▶ **Written request**:
Can you copy out the data exactly? Leave the images out.

▶ **Material to process**:
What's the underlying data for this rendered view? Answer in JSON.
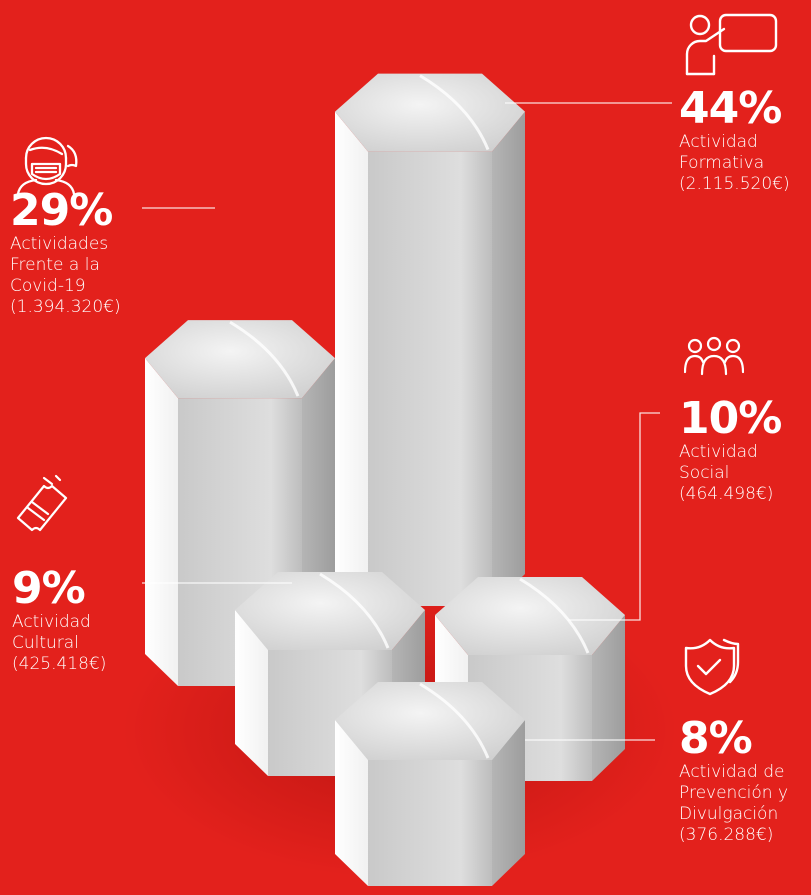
{
  "colors": {
    "background": "#e3211c",
    "text": "#ffffff",
    "column_face": "#d0d0d0",
    "column_side": "#ffffff"
  },
  "chart_data": {
    "type": "bar",
    "categories": [
      "Actividad Formativa",
      "Actividades Frente a la Covid-19",
      "Actividad Social",
      "Actividad Cultural",
      "Actividad de Prevención y Divulgación"
    ],
    "values": [
      44,
      29,
      10,
      9,
      8
    ],
    "amounts": [
      "2.115.520€",
      "1.394.320€",
      "464.498€",
      "425.418€",
      "376.288€"
    ],
    "unit": "%",
    "legend": "none",
    "grid": false
  },
  "items": [
    {
      "key": "formativa",
      "percent": "44%",
      "label": "Actividad\nFormativa\n(2.115.520€)",
      "icon": "teacher-board-icon"
    },
    {
      "key": "covid",
      "percent": "29%",
      "label": "Actividades\nFrente a la\nCovid-19\n(1.394.320€)",
      "icon": "mask-person-icon"
    },
    {
      "key": "social",
      "percent": "10%",
      "label": "Actividad\nSocial\n(464.498€)",
      "icon": "people-group-icon"
    },
    {
      "key": "cultural",
      "percent": "9%",
      "label": "Actividad\nCultural\n(425.418€)",
      "icon": "ticket-icon"
    },
    {
      "key": "prevencion",
      "percent": "8%",
      "label": "Actividad de\nPrevención y\nDivulgación\n(376.288€)",
      "icon": "shield-check-icon"
    }
  ]
}
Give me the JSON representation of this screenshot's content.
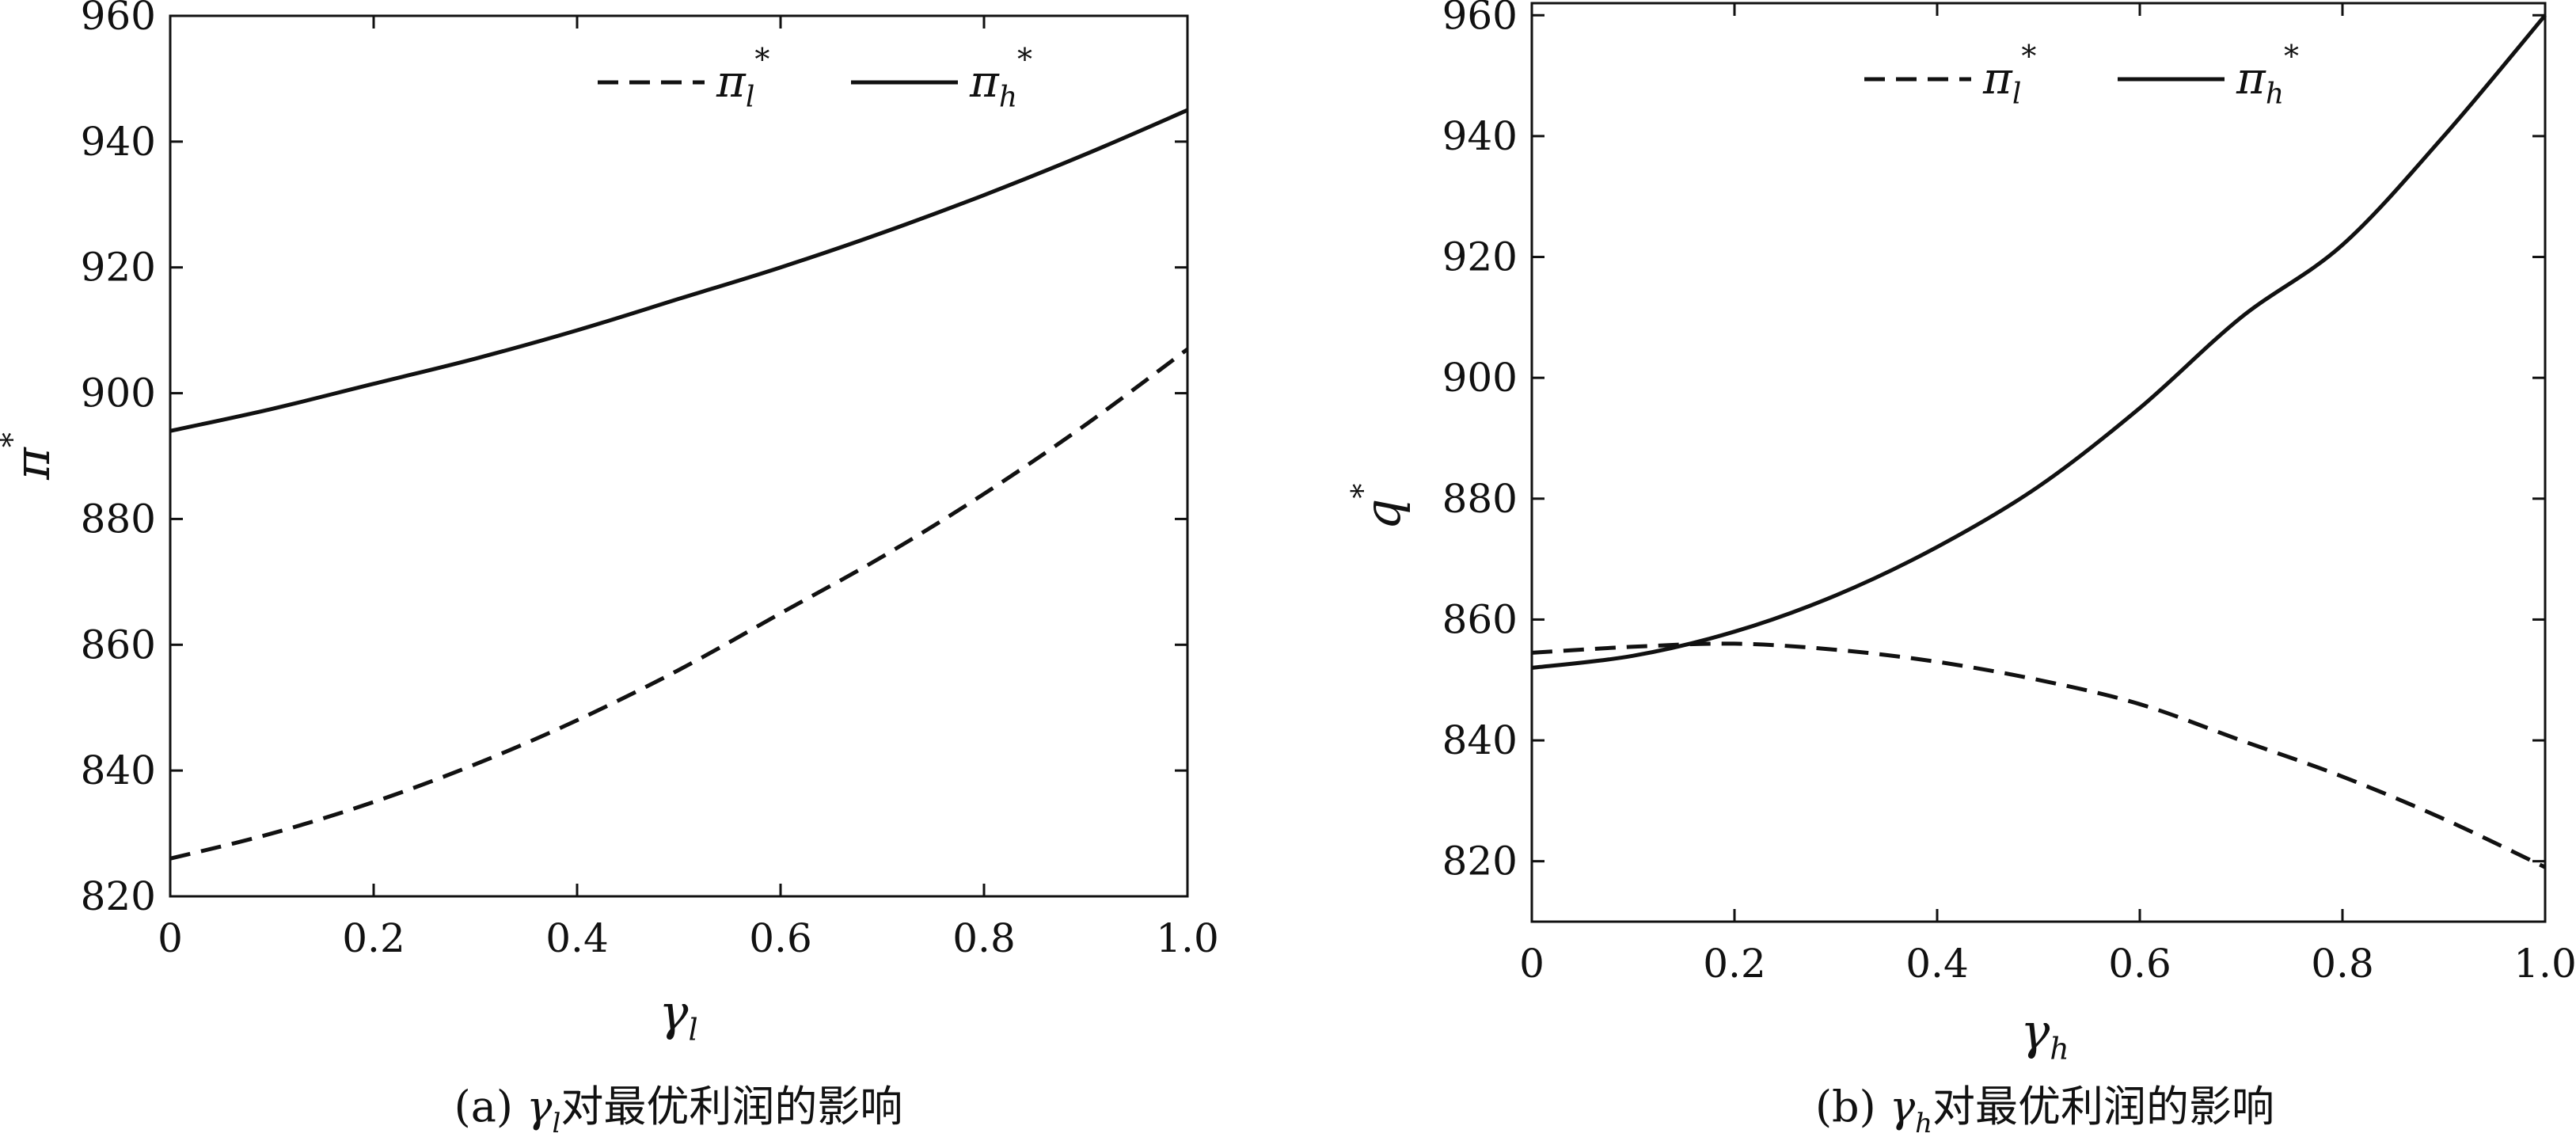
{
  "chart_data": [
    {
      "type": "line",
      "caption": "(a) γl对最优利润的影响",
      "xlabel": "γl",
      "ylabel": "π*",
      "xlim": [
        0,
        1.0
      ],
      "ylim": [
        820,
        960
      ],
      "xticks": [
        "0",
        "0.2",
        "0.4",
        "0.6",
        "0.8",
        "1.0"
      ],
      "yticks": [
        "820",
        "840",
        "860",
        "880",
        "900",
        "920",
        "940",
        "960"
      ],
      "legend_position": "top-right",
      "grid": false,
      "series": [
        {
          "name": "πl*",
          "style": "dashed",
          "color": "#111111",
          "x": [
            0,
            0.1,
            0.2,
            0.3,
            0.4,
            0.5,
            0.6,
            0.7,
            0.8,
            0.9,
            1.0
          ],
          "y": [
            826,
            830,
            835,
            841,
            848,
            856,
            865,
            874,
            884,
            895,
            907
          ]
        },
        {
          "name": "πh*",
          "style": "solid",
          "color": "#111111",
          "x": [
            0,
            0.1,
            0.2,
            0.3,
            0.4,
            0.5,
            0.6,
            0.7,
            0.8,
            0.9,
            1.0
          ],
          "y": [
            894,
            897.5,
            901.5,
            905.5,
            910,
            915,
            920,
            925.5,
            931.5,
            938,
            945
          ]
        }
      ]
    },
    {
      "type": "line",
      "caption": "(b) γh对最优利润的影响",
      "xlabel": "γh",
      "ylabel": "q*",
      "xlim": [
        0,
        1.0
      ],
      "ylim": [
        810,
        962
      ],
      "xticks": [
        "0",
        "0.2",
        "0.4",
        "0.6",
        "0.8",
        "1.0"
      ],
      "yticks": [
        "820",
        "840",
        "860",
        "880",
        "900",
        "920",
        "940",
        "960"
      ],
      "legend_position": "top-center",
      "grid": false,
      "series": [
        {
          "name": "πl*",
          "style": "dashed",
          "color": "#111111",
          "x": [
            0,
            0.1,
            0.2,
            0.3,
            0.4,
            0.5,
            0.6,
            0.7,
            0.8,
            0.9,
            1.0
          ],
          "y": [
            854.5,
            855.5,
            856,
            855,
            853,
            850,
            846,
            840,
            834,
            827,
            819
          ]
        },
        {
          "name": "πh*",
          "style": "solid",
          "color": "#111111",
          "x": [
            0,
            0.1,
            0.2,
            0.3,
            0.4,
            0.5,
            0.6,
            0.7,
            0.8,
            0.9,
            1.0
          ],
          "y": [
            852,
            854,
            858,
            864,
            872,
            882,
            895,
            910,
            922,
            940,
            960
          ]
        }
      ]
    }
  ]
}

▶ **Result**:
What's the underlying data for this rendered view? Answer in JSON.
{
  "colors": {
    "background": "#e3211c",
    "text": "#ffffff",
    "column_face": "#d0d0d0",
    "column_side": "#ffffff"
  },
  "chart_data": {
    "type": "bar",
    "categories": [
      "Actividad Formativa",
      "Actividades Frente a la Covid-19",
      "Actividad Social",
      "Actividad Cultural",
      "Actividad de Prevención y Divulgación"
    ],
    "values": [
      44,
      29,
      10,
      9,
      8
    ],
    "amounts": [
      "2.115.520€",
      "1.394.320€",
      "464.498€",
      "425.418€",
      "376.288€"
    ],
    "unit": "%",
    "legend": "none",
    "grid": false
  },
  "items": [
    {
      "key": "formativa",
      "percent": "44%",
      "label": "Actividad\nFormativa\n(2.115.520€)",
      "icon": "teacher-board-icon"
    },
    {
      "key": "covid",
      "percent": "29%",
      "label": "Actividades\nFrente a la\nCovid-19\n(1.394.320€)",
      "icon": "mask-person-icon"
    },
    {
      "key": "social",
      "percent": "10%",
      "label": "Actividad\nSocial\n(464.498€)",
      "icon": "people-group-icon"
    },
    {
      "key": "cultural",
      "percent": "9%",
      "label": "Actividad\nCultural\n(425.418€)",
      "icon": "ticket-icon"
    },
    {
      "key": "prevencion",
      "percent": "8%",
      "label": "Actividad de\nPrevención y\nDivulgación\n(376.288€)",
      "icon": "shield-check-icon"
    }
  ]
}
Give me the JSON representation of this screenshot's content.
{
  "chart_data": [
    {
      "type": "line",
      "caption": "(a) γl对最优利润的影响",
      "xlabel": "γl",
      "ylabel": "π*",
      "xlim": [
        0,
        1.0
      ],
      "ylim": [
        820,
        960
      ],
      "xticks": [
        "0",
        "0.2",
        "0.4",
        "0.6",
        "0.8",
        "1.0"
      ],
      "yticks": [
        "820",
        "840",
        "860",
        "880",
        "900",
        "920",
        "940",
        "960"
      ],
      "legend_position": "top-right",
      "grid": false,
      "series": [
        {
          "name": "πl*",
          "style": "dashed",
          "color": "#111111",
          "x": [
            0,
            0.1,
            0.2,
            0.3,
            0.4,
            0.5,
            0.6,
            0.7,
            0.8,
            0.9,
            1.0
          ],
          "y": [
            826,
            830,
            835,
            841,
            848,
            856,
            865,
            874,
            884,
            895,
            907
          ]
        },
        {
          "name": "πh*",
          "style": "solid",
          "color": "#111111",
          "x": [
            0,
            0.1,
            0.2,
            0.3,
            0.4,
            0.5,
            0.6,
            0.7,
            0.8,
            0.9,
            1.0
          ],
          "y": [
            894,
            897.5,
            901.5,
            905.5,
            910,
            915,
            920,
            925.5,
            931.5,
            938,
            945
          ]
        }
      ]
    },
    {
      "type": "line",
      "caption": "(b) γh对最优利润的影响",
      "xlabel": "γh",
      "ylabel": "q*",
      "xlim": [
        0,
        1.0
      ],
      "ylim": [
        810,
        962
      ],
      "xticks": [
        "0",
        "0.2",
        "0.4",
        "0.6",
        "0.8",
        "1.0"
      ],
      "yticks": [
        "820",
        "840",
        "860",
        "880",
        "900",
        "920",
        "940",
        "960"
      ],
      "legend_position": "top-center",
      "grid": false,
      "series": [
        {
          "name": "πl*",
          "style": "dashed",
          "color": "#111111",
          "x": [
            0,
            0.1,
            0.2,
            0.3,
            0.4,
            0.5,
            0.6,
            0.7,
            0.8,
            0.9,
            1.0
          ],
          "y": [
            854.5,
            855.5,
            856,
            855,
            853,
            850,
            846,
            840,
            834,
            827,
            819
          ]
        },
        {
          "name": "πh*",
          "style": "solid",
          "color": "#111111",
          "x": [
            0,
            0.1,
            0.2,
            0.3,
            0.4,
            0.5,
            0.6,
            0.7,
            0.8,
            0.9,
            1.0
          ],
          "y": [
            852,
            854,
            858,
            864,
            872,
            882,
            895,
            910,
            922,
            940,
            960
          ]
        }
      ]
    }
  ]
}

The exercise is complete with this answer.